* BEGIN MATERIAL FOR THIS TASK *
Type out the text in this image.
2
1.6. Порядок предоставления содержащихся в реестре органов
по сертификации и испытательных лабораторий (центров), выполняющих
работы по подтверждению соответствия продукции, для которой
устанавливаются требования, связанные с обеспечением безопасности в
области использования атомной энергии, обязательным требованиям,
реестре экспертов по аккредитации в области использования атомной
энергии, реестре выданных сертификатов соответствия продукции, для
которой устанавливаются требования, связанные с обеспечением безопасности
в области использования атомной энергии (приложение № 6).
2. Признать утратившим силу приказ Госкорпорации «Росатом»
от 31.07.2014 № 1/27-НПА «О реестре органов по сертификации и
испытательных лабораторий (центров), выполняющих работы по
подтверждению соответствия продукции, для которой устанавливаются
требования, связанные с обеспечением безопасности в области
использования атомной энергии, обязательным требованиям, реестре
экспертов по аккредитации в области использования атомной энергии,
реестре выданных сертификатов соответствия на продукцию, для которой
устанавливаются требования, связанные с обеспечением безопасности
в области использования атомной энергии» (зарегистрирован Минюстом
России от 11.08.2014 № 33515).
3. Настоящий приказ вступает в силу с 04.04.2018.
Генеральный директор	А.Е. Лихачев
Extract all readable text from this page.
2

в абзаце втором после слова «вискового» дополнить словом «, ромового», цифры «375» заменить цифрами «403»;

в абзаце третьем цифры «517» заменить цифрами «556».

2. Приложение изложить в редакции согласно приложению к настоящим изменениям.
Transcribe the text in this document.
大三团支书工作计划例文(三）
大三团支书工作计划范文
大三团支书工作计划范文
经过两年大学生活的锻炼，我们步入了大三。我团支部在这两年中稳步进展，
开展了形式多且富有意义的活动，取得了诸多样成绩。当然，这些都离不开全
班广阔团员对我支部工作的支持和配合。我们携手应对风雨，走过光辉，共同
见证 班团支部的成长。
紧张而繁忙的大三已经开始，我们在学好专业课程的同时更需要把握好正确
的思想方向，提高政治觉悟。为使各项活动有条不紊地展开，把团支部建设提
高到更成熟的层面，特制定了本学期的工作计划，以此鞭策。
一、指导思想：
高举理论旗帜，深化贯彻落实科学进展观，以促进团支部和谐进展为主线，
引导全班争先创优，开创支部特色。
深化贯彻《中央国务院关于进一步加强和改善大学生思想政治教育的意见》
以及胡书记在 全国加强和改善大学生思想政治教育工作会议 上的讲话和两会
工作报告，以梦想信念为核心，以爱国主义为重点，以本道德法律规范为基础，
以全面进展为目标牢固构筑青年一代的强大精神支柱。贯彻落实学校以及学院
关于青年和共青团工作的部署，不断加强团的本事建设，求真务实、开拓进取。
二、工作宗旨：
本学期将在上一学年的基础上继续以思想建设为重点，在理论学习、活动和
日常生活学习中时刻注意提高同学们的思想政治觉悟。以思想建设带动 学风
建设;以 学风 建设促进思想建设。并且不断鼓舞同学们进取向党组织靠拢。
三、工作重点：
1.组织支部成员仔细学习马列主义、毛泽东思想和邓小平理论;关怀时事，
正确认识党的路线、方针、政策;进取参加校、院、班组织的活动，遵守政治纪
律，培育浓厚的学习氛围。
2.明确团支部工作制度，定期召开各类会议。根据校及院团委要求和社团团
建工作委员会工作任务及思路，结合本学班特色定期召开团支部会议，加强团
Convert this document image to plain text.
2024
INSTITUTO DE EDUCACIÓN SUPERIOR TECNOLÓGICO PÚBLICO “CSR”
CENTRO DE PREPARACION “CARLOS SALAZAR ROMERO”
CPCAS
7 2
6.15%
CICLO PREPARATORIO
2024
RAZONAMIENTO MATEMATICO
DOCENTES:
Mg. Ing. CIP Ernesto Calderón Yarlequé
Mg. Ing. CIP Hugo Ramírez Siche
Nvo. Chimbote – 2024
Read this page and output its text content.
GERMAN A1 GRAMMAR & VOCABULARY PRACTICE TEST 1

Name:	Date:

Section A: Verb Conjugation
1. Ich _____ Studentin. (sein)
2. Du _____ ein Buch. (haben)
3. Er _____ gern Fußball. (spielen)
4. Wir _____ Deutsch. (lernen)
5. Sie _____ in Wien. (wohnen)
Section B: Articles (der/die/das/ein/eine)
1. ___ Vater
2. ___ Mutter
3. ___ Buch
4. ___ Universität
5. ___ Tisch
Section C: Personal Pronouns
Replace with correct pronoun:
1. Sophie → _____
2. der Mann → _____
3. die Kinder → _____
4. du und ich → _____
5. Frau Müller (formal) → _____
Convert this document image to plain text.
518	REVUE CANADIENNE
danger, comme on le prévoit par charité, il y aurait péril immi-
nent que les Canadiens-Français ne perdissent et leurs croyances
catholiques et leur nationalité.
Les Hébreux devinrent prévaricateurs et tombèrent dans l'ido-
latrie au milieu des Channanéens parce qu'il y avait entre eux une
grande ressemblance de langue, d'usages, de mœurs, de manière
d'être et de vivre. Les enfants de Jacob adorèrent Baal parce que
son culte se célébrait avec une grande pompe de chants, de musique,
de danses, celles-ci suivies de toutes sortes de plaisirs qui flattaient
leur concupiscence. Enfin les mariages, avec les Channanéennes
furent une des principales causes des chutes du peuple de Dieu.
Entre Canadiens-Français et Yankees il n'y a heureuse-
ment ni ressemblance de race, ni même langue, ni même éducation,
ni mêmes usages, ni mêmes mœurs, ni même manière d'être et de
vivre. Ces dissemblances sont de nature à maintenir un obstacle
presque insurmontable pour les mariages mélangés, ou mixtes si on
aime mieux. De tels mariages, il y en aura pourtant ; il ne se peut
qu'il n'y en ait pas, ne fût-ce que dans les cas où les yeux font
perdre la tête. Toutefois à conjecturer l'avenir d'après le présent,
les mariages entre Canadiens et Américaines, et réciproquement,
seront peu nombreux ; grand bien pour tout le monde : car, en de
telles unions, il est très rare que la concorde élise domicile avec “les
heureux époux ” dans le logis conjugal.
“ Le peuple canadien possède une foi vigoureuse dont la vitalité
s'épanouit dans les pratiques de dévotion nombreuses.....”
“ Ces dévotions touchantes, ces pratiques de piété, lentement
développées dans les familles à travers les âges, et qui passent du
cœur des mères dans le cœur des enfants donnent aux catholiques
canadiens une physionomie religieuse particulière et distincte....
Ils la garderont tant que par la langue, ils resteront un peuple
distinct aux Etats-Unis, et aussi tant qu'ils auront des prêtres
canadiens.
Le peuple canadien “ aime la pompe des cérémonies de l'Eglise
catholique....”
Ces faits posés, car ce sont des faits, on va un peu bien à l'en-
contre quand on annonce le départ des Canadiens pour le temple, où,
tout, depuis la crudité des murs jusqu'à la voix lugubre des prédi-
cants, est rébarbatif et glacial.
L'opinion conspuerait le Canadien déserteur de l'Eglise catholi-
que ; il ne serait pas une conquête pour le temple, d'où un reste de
* END MATERIAL FOR THIS TASK *
### EXERCISE PROMPT
Scan the records above for the string "ressemblance", then report every line that contains it.

### TASK SOLUTION
grande ressemblance de langue, d'usages, de mœurs, de manière
ment ni ressemblance de race, ni même langue, ni même éducation,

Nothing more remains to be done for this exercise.